- Given task -
Below are records. Count every line containing the word "українців" and give the number alone.

- Recorded information -
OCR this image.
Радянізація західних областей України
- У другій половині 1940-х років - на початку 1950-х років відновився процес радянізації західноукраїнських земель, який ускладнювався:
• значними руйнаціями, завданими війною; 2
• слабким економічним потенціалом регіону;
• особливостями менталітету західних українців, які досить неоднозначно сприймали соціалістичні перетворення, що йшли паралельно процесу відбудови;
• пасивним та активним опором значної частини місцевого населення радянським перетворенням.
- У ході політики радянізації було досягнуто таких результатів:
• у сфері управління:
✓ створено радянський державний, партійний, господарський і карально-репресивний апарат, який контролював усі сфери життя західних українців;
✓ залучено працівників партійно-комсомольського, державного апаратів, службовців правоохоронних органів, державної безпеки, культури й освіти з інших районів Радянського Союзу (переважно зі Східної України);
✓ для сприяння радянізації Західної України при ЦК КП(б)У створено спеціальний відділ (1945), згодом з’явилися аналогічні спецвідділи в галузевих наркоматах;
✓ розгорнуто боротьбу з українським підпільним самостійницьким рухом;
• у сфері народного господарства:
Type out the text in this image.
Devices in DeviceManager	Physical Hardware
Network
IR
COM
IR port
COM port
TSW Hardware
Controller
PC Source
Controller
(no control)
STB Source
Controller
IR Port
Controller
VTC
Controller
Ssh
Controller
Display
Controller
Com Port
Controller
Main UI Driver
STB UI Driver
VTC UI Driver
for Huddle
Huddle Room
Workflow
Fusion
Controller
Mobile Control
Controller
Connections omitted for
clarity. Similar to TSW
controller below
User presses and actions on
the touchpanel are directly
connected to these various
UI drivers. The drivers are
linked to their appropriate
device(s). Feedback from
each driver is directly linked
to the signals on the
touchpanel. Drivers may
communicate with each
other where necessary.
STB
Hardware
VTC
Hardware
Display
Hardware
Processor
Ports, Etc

- Answer to this problem -
2